→ **Exercise instructions**
Track down the lines that contain "from" and copy them.

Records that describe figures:
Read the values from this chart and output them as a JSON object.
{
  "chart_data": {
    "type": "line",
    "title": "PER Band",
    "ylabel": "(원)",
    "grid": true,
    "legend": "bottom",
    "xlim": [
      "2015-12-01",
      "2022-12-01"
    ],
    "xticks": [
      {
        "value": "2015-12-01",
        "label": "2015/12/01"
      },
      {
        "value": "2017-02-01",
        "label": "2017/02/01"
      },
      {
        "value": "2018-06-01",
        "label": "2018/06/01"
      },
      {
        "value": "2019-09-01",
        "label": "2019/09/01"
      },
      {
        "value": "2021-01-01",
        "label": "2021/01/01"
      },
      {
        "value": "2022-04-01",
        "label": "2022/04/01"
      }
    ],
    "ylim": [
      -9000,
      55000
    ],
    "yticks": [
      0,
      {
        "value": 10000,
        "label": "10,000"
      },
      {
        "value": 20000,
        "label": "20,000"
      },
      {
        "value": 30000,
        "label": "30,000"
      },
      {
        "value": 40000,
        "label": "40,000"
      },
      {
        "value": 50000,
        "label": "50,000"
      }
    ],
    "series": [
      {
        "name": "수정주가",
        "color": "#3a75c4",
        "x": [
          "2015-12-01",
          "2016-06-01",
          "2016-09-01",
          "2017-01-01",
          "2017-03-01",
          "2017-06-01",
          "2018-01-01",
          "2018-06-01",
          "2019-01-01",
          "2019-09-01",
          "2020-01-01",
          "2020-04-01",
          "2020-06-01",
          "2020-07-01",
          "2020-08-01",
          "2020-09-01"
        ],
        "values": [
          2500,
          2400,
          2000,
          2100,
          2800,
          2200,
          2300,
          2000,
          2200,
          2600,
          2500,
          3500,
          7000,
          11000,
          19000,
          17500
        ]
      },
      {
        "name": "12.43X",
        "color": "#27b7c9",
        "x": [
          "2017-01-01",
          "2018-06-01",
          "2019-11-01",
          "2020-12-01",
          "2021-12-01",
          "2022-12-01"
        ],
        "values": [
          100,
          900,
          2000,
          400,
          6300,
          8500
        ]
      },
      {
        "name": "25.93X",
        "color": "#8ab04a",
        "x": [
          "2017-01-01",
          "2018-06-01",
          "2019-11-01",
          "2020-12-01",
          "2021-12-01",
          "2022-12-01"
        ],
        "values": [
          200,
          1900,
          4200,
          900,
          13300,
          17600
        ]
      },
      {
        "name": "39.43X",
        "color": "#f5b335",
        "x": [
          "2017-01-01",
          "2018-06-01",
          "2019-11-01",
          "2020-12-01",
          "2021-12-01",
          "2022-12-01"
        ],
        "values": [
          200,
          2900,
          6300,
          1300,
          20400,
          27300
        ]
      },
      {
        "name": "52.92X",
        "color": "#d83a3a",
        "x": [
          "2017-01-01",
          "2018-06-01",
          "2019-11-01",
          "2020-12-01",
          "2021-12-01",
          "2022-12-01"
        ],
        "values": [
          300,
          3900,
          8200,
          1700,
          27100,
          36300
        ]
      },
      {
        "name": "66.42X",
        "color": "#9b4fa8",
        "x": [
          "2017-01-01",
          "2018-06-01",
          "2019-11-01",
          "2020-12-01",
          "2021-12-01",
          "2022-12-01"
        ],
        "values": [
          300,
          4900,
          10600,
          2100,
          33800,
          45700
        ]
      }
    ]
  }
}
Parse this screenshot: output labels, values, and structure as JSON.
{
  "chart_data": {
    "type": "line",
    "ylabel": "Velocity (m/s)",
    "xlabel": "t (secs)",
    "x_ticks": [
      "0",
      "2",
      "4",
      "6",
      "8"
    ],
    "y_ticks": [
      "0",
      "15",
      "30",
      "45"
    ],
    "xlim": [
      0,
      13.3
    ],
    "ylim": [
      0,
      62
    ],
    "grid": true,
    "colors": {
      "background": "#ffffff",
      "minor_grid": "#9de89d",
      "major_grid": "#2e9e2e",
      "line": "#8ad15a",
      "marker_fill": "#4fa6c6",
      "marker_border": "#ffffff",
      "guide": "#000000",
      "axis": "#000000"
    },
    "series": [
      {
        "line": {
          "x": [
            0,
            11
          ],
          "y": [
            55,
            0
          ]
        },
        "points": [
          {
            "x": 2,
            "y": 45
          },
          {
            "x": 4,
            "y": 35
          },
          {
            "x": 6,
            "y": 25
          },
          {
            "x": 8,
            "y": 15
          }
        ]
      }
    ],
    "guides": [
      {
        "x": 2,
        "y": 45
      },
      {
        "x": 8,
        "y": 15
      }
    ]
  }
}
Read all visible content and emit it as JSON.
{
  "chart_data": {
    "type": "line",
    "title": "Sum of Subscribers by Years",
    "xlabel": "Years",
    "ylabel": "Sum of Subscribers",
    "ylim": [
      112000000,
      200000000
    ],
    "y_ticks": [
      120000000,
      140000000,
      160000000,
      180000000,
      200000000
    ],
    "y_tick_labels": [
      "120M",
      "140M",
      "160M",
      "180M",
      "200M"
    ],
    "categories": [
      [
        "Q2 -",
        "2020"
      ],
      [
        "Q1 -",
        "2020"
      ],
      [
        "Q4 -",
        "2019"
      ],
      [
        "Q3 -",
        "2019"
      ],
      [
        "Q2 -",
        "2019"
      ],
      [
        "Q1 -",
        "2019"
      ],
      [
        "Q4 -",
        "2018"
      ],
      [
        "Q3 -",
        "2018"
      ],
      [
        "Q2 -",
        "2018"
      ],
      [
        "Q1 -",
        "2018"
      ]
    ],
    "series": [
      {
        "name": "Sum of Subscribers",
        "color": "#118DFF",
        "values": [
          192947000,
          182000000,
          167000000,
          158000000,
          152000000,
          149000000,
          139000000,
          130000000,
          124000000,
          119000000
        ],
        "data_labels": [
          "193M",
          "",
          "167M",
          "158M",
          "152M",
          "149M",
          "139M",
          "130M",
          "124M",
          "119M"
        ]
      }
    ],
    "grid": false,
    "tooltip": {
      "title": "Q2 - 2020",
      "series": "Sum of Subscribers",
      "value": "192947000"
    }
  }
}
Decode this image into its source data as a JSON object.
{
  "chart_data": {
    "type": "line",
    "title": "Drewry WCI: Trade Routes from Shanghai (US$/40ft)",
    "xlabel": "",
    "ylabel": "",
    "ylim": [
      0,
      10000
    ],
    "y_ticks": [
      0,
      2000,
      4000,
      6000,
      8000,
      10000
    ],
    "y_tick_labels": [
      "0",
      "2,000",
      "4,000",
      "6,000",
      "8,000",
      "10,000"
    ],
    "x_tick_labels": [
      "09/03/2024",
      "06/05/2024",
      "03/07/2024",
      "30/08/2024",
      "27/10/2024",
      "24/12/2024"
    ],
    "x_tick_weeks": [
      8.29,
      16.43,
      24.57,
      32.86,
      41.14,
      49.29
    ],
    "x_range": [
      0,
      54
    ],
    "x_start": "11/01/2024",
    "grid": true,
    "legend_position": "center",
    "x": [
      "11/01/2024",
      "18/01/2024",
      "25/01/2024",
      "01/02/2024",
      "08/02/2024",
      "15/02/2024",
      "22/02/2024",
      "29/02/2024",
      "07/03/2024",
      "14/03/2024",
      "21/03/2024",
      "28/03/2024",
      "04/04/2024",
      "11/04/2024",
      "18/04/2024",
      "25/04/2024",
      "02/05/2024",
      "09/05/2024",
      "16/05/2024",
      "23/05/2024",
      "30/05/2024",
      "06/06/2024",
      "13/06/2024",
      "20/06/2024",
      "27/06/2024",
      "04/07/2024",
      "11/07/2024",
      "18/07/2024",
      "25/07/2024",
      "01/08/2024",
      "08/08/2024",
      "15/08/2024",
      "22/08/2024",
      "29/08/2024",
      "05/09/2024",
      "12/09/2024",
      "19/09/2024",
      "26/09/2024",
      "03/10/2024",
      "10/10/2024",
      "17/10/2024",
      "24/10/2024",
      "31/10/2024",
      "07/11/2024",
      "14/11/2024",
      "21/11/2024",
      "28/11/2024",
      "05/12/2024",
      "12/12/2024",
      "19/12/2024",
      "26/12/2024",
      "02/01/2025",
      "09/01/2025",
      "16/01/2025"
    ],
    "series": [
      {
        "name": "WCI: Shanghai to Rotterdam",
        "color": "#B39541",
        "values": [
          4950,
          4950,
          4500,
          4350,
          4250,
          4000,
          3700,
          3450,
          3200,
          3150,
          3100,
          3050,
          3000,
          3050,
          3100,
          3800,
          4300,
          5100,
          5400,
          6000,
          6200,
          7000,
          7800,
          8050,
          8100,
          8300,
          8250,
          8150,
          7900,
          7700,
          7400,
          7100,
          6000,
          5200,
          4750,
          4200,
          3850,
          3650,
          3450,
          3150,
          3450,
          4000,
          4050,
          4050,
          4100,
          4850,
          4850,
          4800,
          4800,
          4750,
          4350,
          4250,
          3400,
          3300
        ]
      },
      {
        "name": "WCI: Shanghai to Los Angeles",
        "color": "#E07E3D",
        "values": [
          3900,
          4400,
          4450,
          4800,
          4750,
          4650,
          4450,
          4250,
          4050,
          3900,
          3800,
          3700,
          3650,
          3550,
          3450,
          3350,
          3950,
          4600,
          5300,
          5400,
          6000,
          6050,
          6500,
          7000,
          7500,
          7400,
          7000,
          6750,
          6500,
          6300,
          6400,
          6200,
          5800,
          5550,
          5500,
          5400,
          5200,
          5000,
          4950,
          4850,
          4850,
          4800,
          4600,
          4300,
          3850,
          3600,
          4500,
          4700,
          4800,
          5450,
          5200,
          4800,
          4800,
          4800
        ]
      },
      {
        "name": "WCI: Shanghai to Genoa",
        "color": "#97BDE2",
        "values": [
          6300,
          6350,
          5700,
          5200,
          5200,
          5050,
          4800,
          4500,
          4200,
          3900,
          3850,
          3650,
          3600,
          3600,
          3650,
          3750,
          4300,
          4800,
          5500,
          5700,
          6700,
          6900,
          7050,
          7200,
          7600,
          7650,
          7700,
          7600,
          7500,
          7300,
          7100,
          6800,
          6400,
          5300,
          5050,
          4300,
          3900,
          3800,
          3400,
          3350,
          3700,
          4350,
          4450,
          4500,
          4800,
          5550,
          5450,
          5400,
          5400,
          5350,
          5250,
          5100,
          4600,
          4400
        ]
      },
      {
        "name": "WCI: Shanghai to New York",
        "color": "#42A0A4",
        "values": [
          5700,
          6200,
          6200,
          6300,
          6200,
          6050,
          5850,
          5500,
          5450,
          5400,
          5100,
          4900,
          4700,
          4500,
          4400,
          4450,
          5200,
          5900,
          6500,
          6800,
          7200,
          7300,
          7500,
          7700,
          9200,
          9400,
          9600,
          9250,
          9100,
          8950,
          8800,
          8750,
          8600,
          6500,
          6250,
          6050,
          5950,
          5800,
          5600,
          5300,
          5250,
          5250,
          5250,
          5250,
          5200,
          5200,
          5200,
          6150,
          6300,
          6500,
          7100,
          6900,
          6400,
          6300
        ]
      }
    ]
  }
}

→ **Solution for this exercise**
Read the values from this chart and output them as a JSON object.
    "title": "Drewry WCI: Trade Routes from Shanghai (US$/40ft)",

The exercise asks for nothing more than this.